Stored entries
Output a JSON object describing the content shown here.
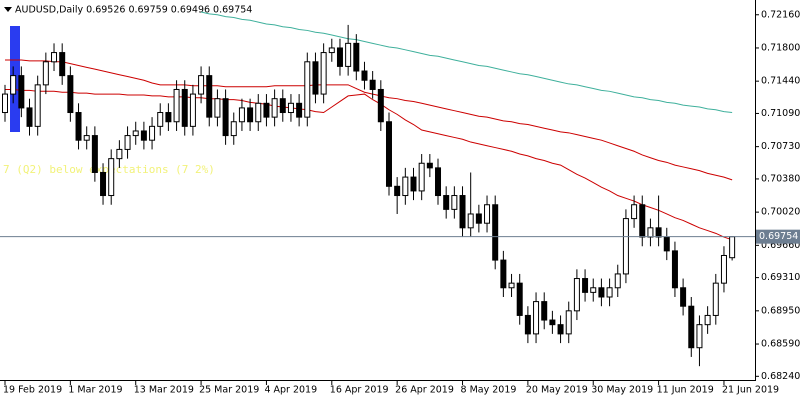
{
  "chart_data": {
    "type": "candlestick",
    "title": "AUDUSD,Daily  0.69526 0.69759 0.69496 0.69754",
    "annotation": "7 (Q2) below expectations (7 2%)",
    "categories": [
      "19 Feb 2019",
      null,
      null,
      null,
      null,
      null,
      null,
      null,
      "1 Mar 2019",
      null,
      null,
      null,
      null,
      null,
      null,
      null,
      "13 Mar 2019",
      null,
      null,
      null,
      null,
      null,
      null,
      null,
      "25 Mar 2019",
      null,
      null,
      null,
      null,
      null,
      null,
      null,
      "4 Apr 2019",
      null,
      null,
      null,
      null,
      null,
      null,
      null,
      "16 Apr 2019",
      null,
      null,
      null,
      null,
      null,
      null,
      null,
      "26 Apr 2019",
      null,
      null,
      null,
      null,
      null,
      null,
      null,
      "8 May 2019",
      null,
      null,
      null,
      null,
      null,
      null,
      null,
      "20 May 2019",
      null,
      null,
      null,
      null,
      null,
      null,
      null,
      "30 May 2019",
      null,
      null,
      null,
      null,
      null,
      null,
      null,
      "11 Jun 2019",
      null,
      null,
      null,
      null,
      null,
      null,
      null,
      "21 Jun 2019",
      null
    ],
    "open": [
      0.711,
      0.713,
      0.715,
      0.7115,
      0.7095,
      0.714,
      0.7165,
      0.7175,
      0.715,
      0.711,
      0.708,
      0.7085,
      0.7045,
      0.702,
      0.706,
      0.707,
      0.7085,
      0.709,
      0.708,
      0.7095,
      0.711,
      0.71,
      0.7135,
      0.7095,
      0.713,
      0.715,
      0.7105,
      0.7125,
      0.7085,
      0.71,
      0.7115,
      0.71,
      0.712,
      0.7105,
      0.7125,
      0.711,
      0.712,
      0.7105,
      0.7165,
      0.713,
      0.7175,
      0.718,
      0.716,
      0.7185,
      0.7155,
      0.7145,
      0.7135,
      0.71,
      0.703,
      0.702,
      0.704,
      0.7025,
      0.7055,
      0.705,
      0.702,
      0.7005,
      0.702,
      0.6985,
      0.7,
      0.699,
      0.701,
      0.695,
      0.692,
      0.6925,
      0.689,
      0.687,
      0.6905,
      0.6885,
      0.688,
      0.687,
      0.6895,
      0.693,
      0.6915,
      0.692,
      0.691,
      0.692,
      0.6935,
      0.6995,
      0.701,
      0.6975,
      0.6985,
      0.6975,
      0.696,
      0.692,
      0.69,
      0.6855,
      0.688,
      0.689,
      0.6925,
      0.69526
    ],
    "high": [
      0.714,
      0.716,
      0.716,
      0.7125,
      0.715,
      0.7175,
      0.7185,
      0.7185,
      0.716,
      0.712,
      0.7095,
      0.7095,
      0.7055,
      0.707,
      0.708,
      0.7095,
      0.71,
      0.71,
      0.7105,
      0.712,
      0.712,
      0.7145,
      0.7145,
      0.714,
      0.716,
      0.716,
      0.7135,
      0.7135,
      0.711,
      0.7125,
      0.7125,
      0.713,
      0.713,
      0.7135,
      0.7135,
      0.713,
      0.713,
      0.7175,
      0.7175,
      0.7185,
      0.719,
      0.719,
      0.7205,
      0.7195,
      0.7165,
      0.7155,
      0.7145,
      0.711,
      0.704,
      0.705,
      0.705,
      0.7065,
      0.7065,
      0.706,
      0.703,
      0.703,
      0.703,
      0.7045,
      0.701,
      0.702,
      0.702,
      0.696,
      0.6935,
      0.6935,
      0.69,
      0.6915,
      0.6915,
      0.6895,
      0.689,
      0.6905,
      0.694,
      0.694,
      0.693,
      0.693,
      0.693,
      0.6945,
      0.7005,
      0.702,
      0.702,
      0.6995,
      0.702,
      0.6985,
      0.697,
      0.693,
      0.691,
      0.689,
      0.69,
      0.6935,
      0.6965,
      0.69759
    ],
    "low": [
      0.71,
      0.712,
      0.7105,
      0.7085,
      0.7085,
      0.713,
      0.7155,
      0.714,
      0.71,
      0.707,
      0.707,
      0.7035,
      0.701,
      0.701,
      0.705,
      0.706,
      0.7075,
      0.707,
      0.707,
      0.7085,
      0.709,
      0.709,
      0.7085,
      0.7085,
      0.712,
      0.7095,
      0.7095,
      0.7075,
      0.7075,
      0.709,
      0.709,
      0.709,
      0.7095,
      0.7095,
      0.71,
      0.71,
      0.7095,
      0.7095,
      0.712,
      0.712,
      0.7165,
      0.715,
      0.715,
      0.7145,
      0.7135,
      0.7125,
      0.709,
      0.702,
      0.7,
      0.701,
      0.7015,
      0.7015,
      0.704,
      0.701,
      0.6995,
      0.6995,
      0.6975,
      0.6975,
      0.698,
      0.698,
      0.694,
      0.691,
      0.691,
      0.688,
      0.686,
      0.686,
      0.6875,
      0.687,
      0.686,
      0.686,
      0.6885,
      0.6905,
      0.6905,
      0.69,
      0.69,
      0.691,
      0.6925,
      0.6985,
      0.6965,
      0.6965,
      0.6965,
      0.695,
      0.691,
      0.689,
      0.6845,
      0.6835,
      0.687,
      0.688,
      0.6915,
      0.69496
    ],
    "close": [
      0.713,
      0.715,
      0.7115,
      0.7095,
      0.714,
      0.7165,
      0.7175,
      0.715,
      0.711,
      0.708,
      0.7085,
      0.7045,
      0.702,
      0.706,
      0.707,
      0.7085,
      0.709,
      0.708,
      0.7095,
      0.711,
      0.71,
      0.7135,
      0.7095,
      0.713,
      0.715,
      0.7105,
      0.7125,
      0.7085,
      0.71,
      0.7115,
      0.71,
      0.712,
      0.7105,
      0.7125,
      0.711,
      0.712,
      0.7105,
      0.7165,
      0.713,
      0.7175,
      0.718,
      0.716,
      0.7185,
      0.7155,
      0.7145,
      0.7135,
      0.71,
      0.703,
      0.702,
      0.704,
      0.7025,
      0.7055,
      0.705,
      0.702,
      0.7005,
      0.702,
      0.6985,
      0.7,
      0.699,
      0.701,
      0.695,
      0.692,
      0.6925,
      0.689,
      0.687,
      0.6905,
      0.6885,
      0.688,
      0.687,
      0.6895,
      0.693,
      0.6915,
      0.692,
      0.691,
      0.692,
      0.6935,
      0.6995,
      0.701,
      0.6975,
      0.6985,
      0.6975,
      0.696,
      0.692,
      0.69,
      0.6855,
      0.688,
      0.689,
      0.6925,
      0.6955,
      0.69754
    ],
    "up_color": "#ffffff",
    "down_color": "#000000",
    "wick_color": "#000000",
    "series": [
      {
        "color": "#cc0000",
        "values": [
          0.7167,
          0.7167,
          0.7167,
          0.7166,
          0.7166,
          0.7166,
          0.7165,
          0.7165,
          0.7163,
          0.7161,
          0.7159,
          0.7157,
          0.7155,
          0.7153,
          0.7151,
          0.7149,
          0.7147,
          0.7145,
          0.7142,
          0.714,
          0.714,
          0.714,
          0.714,
          0.7139,
          0.7139,
          0.7139,
          0.7139,
          0.7138,
          0.7138,
          0.7138,
          0.7138,
          0.7138,
          0.7138,
          0.7139,
          0.7139,
          0.7139,
          0.7139,
          0.7139,
          0.714,
          0.714,
          0.714,
          0.714,
          0.714,
          0.7136,
          0.7132,
          0.713,
          0.7128,
          0.7126,
          0.7125,
          0.7123,
          0.7122,
          0.712,
          0.7118,
          0.7116,
          0.7114,
          0.7112,
          0.711,
          0.7108,
          0.7106,
          0.7105,
          0.7103,
          0.7101,
          0.71,
          0.7098,
          0.7097,
          0.7095,
          0.7093,
          0.7091,
          0.7089,
          0.7088,
          0.7086,
          0.7084,
          0.7082,
          0.708,
          0.7077,
          0.7074,
          0.7071,
          0.7068,
          0.7064,
          0.7061,
          0.7058,
          0.7056,
          0.7053,
          0.7051,
          0.7049,
          0.7047,
          0.7044,
          0.7042,
          0.704,
          0.7037
        ]
      },
      {
        "color": "#cc0000",
        "values": [
          0.7135,
          0.7135,
          0.7134,
          0.7134,
          0.7133,
          0.7133,
          0.7133,
          0.7132,
          0.7132,
          0.7131,
          0.7131,
          0.713,
          0.713,
          0.713,
          0.713,
          0.7129,
          0.7129,
          0.7129,
          0.7128,
          0.7128,
          0.7127,
          0.7127,
          0.7127,
          0.7126,
          0.7126,
          0.7125,
          0.7125,
          0.7124,
          0.7124,
          0.7123,
          0.7121,
          0.712,
          0.7119,
          0.7117,
          0.7116,
          0.7115,
          0.7114,
          0.7113,
          0.7111,
          0.711,
          0.7116,
          0.7122,
          0.7128,
          0.7129,
          0.713,
          0.7124,
          0.7119,
          0.7113,
          0.7108,
          0.7102,
          0.7097,
          0.7091,
          0.7089,
          0.7087,
          0.7085,
          0.7083,
          0.7081,
          0.7078,
          0.7076,
          0.7074,
          0.7072,
          0.707,
          0.7068,
          0.7065,
          0.7063,
          0.706,
          0.7058,
          0.7055,
          0.7053,
          0.7048,
          0.7043,
          0.7039,
          0.7034,
          0.7029,
          0.7025,
          0.702,
          0.7017,
          0.7014,
          0.701,
          0.7007,
          0.7004,
          0.7,
          0.6996,
          0.6993,
          0.6989,
          0.6985,
          0.6982,
          0.6979,
          0.6975,
          0.6972
        ]
      },
      {
        "color": "#3fb09c",
        "values": [
          null,
          null,
          null,
          null,
          null,
          null,
          null,
          null,
          null,
          null,
          null,
          null,
          null,
          null,
          null,
          null,
          null,
          null,
          null,
          null,
          null,
          null,
          null,
          null,
          0.7219,
          0.7217,
          0.7216,
          0.7214,
          0.7213,
          0.7211,
          0.721,
          0.7208,
          0.7206,
          0.7205,
          0.7203,
          0.7202,
          0.72,
          0.7199,
          0.7197,
          0.7196,
          0.7194,
          0.7192,
          0.719,
          0.7189,
          0.7187,
          0.7185,
          0.7183,
          0.7181,
          0.718,
          0.7178,
          0.7176,
          0.7174,
          0.7172,
          0.7171,
          0.7169,
          0.7167,
          0.7165,
          0.7163,
          0.7161,
          0.716,
          0.7158,
          0.7156,
          0.7154,
          0.7152,
          0.7151,
          0.7149,
          0.7147,
          0.7145,
          0.7143,
          0.7141,
          0.714,
          0.7138,
          0.7136,
          0.7134,
          0.7133,
          0.7131,
          0.7129,
          0.7127,
          0.7126,
          0.7124,
          0.7123,
          0.7121,
          0.712,
          0.7118,
          0.7117,
          0.7116,
          0.7114,
          0.7113,
          0.7111,
          0.711
        ]
      }
    ],
    "current_price": 0.69754,
    "current_price_color": "#6d7e91",
    "ylim": [
      0.682,
      0.7232
    ],
    "yticks": [
      {
        "value": 0.7216,
        "label": "0.72160"
      },
      {
        "value": 0.718,
        "label": "0.71800"
      },
      {
        "value": 0.7144,
        "label": "0.71440"
      },
      {
        "value": 0.7109,
        "label": "0.71090"
      },
      {
        "value": 0.7073,
        "label": "0.70730"
      },
      {
        "value": 0.7038,
        "label": "0.70380"
      },
      {
        "value": 0.7002,
        "label": "0.70020"
      },
      {
        "value": 0.6966,
        "label": "0.69660"
      },
      {
        "value": 0.6931,
        "label": "0.69310"
      },
      {
        "value": 0.6895,
        "label": "0.68950"
      },
      {
        "value": 0.6859,
        "label": "0.68590"
      },
      {
        "value": 0.6824,
        "label": "0.68240"
      }
    ]
  }
}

* Brief *
List every line from the entries above in which "label" appears.

* Final result *
        "label": "0.72160"
        "label": "0.71800"
        "label": "0.71440"
        "label": "0.71090"
        "label": "0.70730"
        "label": "0.70380"
        "label": "0.70020"
        "label": "0.69660"
        "label": "0.69310"
        "label": "0.68950"
        "label": "0.68590"
        "label": "0.68240"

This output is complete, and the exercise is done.